Written problem -
Copy out all lines where "Table" appears.
╔══
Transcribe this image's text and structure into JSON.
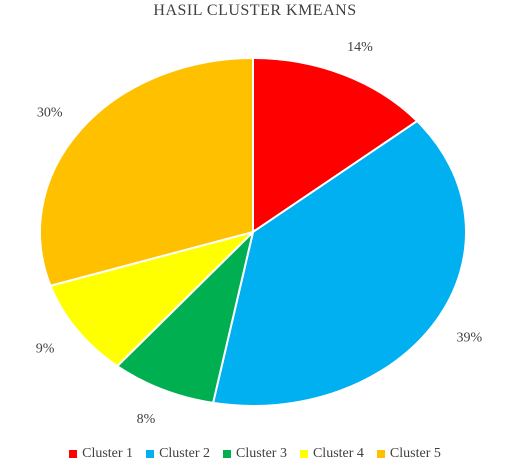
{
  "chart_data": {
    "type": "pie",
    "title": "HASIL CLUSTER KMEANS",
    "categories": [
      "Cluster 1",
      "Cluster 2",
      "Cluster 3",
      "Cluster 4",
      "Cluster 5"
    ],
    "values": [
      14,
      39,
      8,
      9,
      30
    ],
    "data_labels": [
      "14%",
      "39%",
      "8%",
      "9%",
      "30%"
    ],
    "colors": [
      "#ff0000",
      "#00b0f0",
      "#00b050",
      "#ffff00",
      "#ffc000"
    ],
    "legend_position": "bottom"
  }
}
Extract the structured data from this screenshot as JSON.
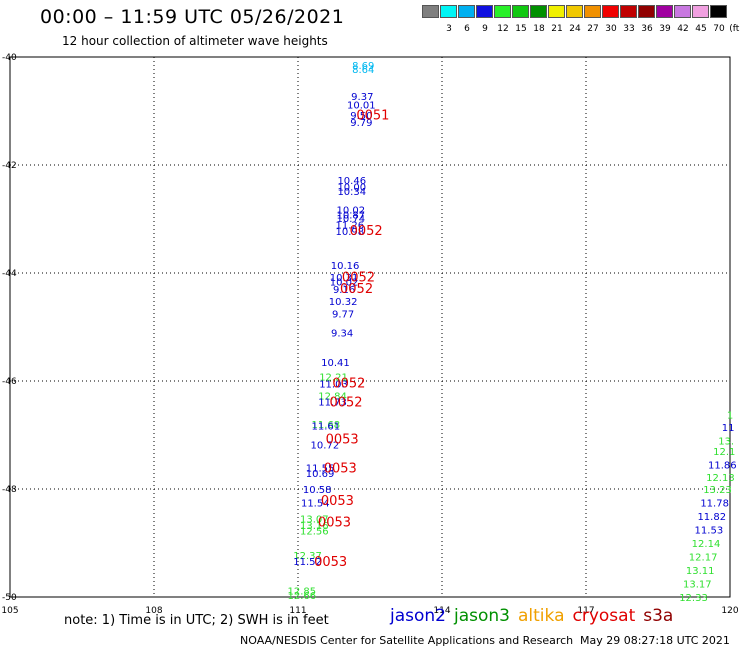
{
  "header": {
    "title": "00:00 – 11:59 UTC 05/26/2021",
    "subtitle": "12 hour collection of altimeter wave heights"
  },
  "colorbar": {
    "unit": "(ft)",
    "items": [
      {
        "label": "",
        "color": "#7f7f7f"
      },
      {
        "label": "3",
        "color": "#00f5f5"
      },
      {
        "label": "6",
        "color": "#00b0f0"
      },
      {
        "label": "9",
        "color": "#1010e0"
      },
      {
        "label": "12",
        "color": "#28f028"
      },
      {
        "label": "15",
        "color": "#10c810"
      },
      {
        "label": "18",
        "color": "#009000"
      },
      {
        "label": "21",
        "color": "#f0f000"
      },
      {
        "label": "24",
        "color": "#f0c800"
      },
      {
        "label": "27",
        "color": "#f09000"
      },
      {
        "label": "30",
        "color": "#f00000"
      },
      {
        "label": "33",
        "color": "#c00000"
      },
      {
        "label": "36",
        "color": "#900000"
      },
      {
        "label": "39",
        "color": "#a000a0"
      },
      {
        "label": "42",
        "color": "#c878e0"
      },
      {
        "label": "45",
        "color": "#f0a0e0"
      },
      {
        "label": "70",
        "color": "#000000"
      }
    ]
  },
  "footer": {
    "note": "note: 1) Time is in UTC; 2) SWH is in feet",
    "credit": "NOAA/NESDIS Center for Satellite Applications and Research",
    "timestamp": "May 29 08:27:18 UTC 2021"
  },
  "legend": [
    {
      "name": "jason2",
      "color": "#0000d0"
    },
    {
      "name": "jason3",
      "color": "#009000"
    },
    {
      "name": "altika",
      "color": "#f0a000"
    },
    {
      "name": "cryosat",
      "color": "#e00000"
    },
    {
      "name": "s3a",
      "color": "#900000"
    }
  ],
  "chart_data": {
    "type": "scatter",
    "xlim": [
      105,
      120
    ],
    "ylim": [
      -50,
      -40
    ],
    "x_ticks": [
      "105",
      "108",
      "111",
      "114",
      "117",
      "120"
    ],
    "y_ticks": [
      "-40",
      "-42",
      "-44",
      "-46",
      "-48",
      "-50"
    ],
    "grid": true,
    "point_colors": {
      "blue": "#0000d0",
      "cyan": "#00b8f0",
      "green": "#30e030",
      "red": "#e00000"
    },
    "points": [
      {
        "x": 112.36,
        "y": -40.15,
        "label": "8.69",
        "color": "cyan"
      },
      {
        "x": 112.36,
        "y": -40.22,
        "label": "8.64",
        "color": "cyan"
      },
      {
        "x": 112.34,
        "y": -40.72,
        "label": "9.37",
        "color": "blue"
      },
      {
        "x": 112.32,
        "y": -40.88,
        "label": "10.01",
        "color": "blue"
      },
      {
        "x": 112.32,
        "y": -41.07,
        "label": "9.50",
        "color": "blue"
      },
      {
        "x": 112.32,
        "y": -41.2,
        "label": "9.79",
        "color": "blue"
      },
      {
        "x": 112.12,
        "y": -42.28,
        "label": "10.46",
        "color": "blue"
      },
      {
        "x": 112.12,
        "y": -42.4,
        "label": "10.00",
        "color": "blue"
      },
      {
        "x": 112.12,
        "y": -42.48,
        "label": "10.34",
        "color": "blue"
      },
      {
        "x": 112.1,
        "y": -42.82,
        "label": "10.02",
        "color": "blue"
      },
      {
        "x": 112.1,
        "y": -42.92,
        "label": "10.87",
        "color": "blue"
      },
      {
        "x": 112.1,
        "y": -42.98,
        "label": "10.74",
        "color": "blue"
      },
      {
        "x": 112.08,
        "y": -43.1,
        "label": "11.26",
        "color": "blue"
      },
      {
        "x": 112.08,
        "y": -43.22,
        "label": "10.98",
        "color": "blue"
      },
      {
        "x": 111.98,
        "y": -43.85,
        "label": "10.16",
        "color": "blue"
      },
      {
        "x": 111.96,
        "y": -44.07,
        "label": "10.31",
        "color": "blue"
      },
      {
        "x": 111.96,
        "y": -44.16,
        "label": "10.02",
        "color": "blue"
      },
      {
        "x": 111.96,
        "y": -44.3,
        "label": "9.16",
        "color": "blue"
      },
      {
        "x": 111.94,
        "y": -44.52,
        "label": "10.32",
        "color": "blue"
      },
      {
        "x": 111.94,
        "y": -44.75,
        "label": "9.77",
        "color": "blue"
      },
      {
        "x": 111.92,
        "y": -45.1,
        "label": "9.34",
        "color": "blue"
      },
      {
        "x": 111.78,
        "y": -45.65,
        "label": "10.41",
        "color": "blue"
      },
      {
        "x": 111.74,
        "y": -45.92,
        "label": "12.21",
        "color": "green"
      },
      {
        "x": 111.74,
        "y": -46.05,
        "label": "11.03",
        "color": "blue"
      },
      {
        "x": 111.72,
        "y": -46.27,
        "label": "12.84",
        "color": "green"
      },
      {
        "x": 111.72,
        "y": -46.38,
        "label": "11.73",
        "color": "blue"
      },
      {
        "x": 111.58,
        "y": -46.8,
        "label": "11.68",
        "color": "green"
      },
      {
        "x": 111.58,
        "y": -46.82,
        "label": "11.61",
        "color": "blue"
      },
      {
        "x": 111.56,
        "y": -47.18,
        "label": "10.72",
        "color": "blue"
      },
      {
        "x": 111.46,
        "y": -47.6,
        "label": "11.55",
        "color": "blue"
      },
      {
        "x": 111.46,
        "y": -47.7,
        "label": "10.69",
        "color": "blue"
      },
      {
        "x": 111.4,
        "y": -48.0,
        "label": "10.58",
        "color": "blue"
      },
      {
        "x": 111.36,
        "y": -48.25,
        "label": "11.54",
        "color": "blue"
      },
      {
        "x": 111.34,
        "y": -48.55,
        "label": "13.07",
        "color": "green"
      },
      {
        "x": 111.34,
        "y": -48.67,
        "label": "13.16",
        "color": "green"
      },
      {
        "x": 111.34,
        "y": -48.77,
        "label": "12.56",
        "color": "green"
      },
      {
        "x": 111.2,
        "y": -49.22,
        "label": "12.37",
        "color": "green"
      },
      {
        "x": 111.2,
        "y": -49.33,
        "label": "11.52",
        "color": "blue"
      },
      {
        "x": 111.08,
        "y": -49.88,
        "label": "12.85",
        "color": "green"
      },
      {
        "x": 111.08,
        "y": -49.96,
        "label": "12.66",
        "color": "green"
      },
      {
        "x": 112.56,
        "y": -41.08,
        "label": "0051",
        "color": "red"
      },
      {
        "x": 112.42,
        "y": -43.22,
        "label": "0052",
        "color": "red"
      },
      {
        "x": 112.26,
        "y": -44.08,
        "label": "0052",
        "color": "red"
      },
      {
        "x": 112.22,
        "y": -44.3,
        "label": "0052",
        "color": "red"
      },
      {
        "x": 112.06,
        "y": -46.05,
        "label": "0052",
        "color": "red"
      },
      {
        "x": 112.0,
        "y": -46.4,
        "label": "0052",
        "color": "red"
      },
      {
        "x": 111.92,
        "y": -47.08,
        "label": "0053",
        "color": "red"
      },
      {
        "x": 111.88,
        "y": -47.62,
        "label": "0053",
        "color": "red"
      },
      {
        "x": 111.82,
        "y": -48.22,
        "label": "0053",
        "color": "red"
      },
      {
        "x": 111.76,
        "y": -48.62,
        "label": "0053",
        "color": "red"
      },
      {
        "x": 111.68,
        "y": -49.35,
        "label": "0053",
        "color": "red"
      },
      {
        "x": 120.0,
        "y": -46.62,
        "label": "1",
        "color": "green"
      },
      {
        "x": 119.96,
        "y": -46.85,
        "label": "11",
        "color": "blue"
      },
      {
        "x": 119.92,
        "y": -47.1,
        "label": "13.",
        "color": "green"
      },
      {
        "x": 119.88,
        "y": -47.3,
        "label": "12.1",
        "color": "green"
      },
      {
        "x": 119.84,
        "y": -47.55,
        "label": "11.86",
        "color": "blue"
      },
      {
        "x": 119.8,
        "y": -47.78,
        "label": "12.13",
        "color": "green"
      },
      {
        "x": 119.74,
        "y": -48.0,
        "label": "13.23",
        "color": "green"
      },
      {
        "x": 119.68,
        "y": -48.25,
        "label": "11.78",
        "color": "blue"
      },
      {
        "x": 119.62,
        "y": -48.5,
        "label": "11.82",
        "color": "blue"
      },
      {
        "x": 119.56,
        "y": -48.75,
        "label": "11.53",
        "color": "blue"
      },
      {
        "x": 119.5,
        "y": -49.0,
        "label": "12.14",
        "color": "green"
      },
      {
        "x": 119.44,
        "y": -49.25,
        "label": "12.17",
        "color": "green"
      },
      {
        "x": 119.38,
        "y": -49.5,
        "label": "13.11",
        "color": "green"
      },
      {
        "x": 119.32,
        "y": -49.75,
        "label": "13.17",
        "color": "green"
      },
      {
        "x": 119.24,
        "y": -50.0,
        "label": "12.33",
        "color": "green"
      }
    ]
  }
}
╚══
╔══
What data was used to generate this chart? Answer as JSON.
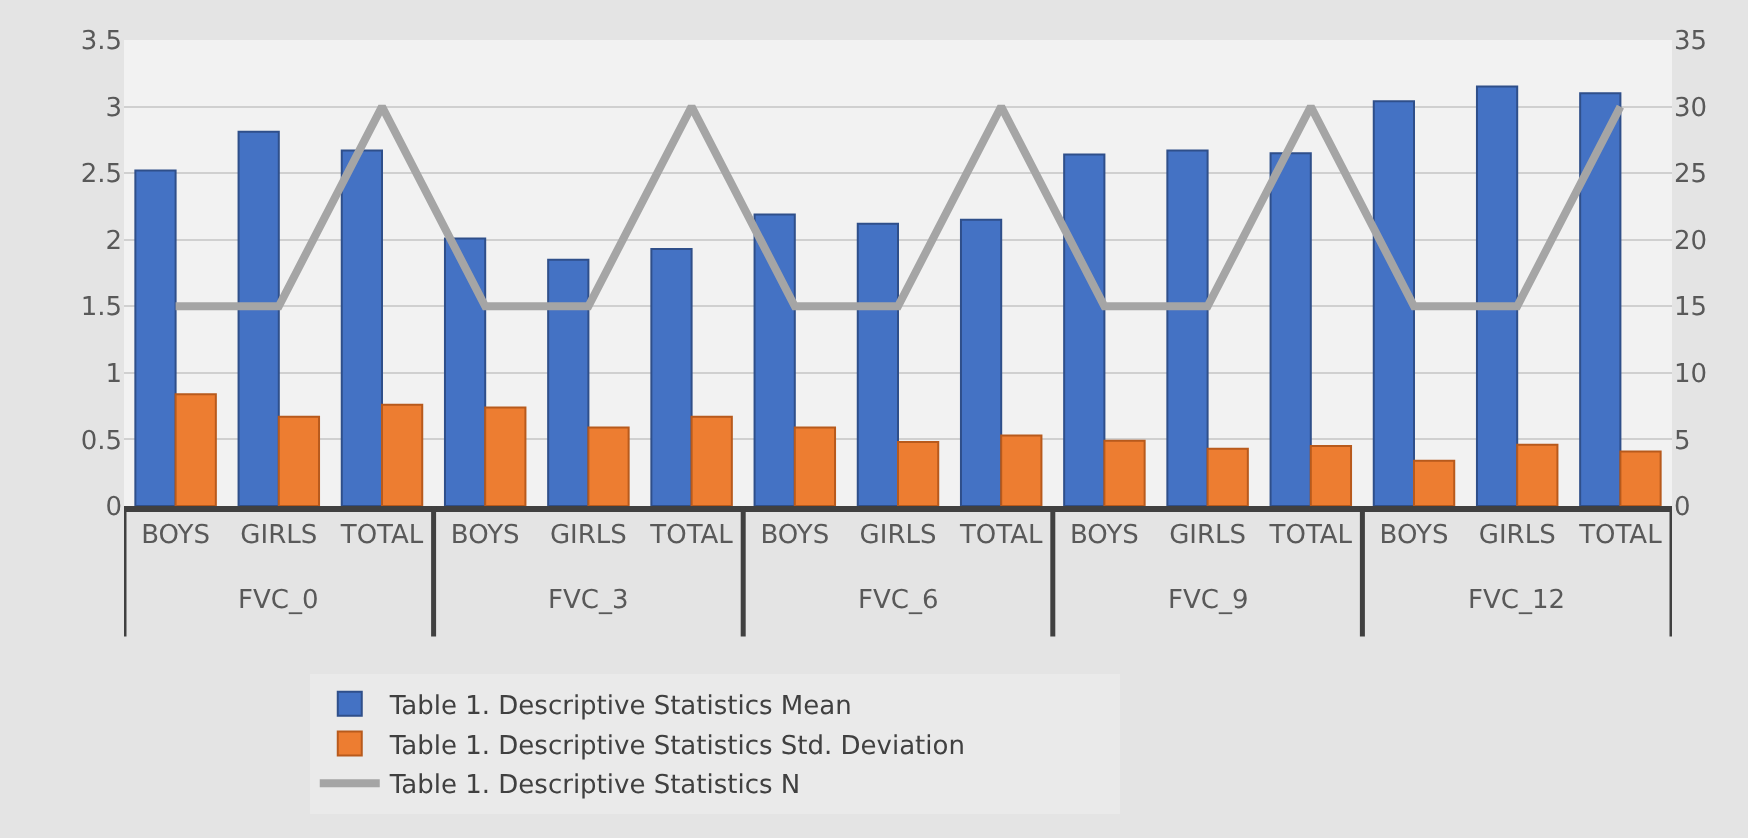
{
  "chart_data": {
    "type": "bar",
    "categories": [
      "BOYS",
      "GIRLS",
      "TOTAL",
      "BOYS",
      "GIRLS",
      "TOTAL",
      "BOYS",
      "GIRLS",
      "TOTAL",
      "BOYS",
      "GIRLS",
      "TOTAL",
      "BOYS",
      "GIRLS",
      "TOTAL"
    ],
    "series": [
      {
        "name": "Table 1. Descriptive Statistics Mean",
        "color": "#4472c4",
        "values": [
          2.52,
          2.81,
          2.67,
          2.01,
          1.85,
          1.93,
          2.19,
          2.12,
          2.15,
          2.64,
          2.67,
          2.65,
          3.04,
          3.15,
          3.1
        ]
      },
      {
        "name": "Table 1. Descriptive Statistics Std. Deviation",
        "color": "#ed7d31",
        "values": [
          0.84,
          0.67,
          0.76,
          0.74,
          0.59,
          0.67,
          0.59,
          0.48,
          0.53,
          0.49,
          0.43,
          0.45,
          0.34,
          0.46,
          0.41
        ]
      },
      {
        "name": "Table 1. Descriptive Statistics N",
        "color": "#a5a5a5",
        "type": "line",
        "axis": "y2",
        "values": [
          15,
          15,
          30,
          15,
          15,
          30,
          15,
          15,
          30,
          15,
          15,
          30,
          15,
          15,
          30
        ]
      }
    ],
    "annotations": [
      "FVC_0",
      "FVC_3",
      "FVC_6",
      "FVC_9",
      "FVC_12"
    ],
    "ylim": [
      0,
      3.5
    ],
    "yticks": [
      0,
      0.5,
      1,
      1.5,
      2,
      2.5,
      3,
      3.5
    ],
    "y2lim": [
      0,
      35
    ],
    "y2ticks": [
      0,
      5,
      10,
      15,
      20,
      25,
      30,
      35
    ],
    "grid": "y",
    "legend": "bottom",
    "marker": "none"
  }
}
╚══
Result below -
        "name": "Table 1. Descriptive Statistics Mean",
        "name": "Table 1. Descriptive Statistics Std. Deviation",
        "name": "Table 1. Descriptive Statistics N",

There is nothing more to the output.